- [Problem to solve] What is the number of lines in the records that contain "Relative"? Give only that number.
● ● ●
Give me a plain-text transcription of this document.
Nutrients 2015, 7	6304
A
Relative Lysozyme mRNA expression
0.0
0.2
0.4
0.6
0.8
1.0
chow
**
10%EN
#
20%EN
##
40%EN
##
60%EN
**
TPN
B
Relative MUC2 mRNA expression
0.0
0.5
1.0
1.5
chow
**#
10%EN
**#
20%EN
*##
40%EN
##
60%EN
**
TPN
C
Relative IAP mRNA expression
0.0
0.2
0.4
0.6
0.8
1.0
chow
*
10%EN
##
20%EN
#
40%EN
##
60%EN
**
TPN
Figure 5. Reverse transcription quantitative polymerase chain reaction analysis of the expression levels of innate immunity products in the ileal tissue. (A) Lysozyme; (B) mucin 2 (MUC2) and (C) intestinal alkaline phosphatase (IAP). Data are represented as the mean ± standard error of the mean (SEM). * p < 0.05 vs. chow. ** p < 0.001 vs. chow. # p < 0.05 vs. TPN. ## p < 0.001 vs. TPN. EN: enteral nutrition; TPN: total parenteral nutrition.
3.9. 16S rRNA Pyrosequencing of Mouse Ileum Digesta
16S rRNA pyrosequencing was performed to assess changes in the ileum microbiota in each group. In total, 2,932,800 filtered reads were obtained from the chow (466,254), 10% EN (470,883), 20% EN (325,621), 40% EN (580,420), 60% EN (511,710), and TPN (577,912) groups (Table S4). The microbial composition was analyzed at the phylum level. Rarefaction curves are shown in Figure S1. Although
● ● ●
- [Result for this task] 3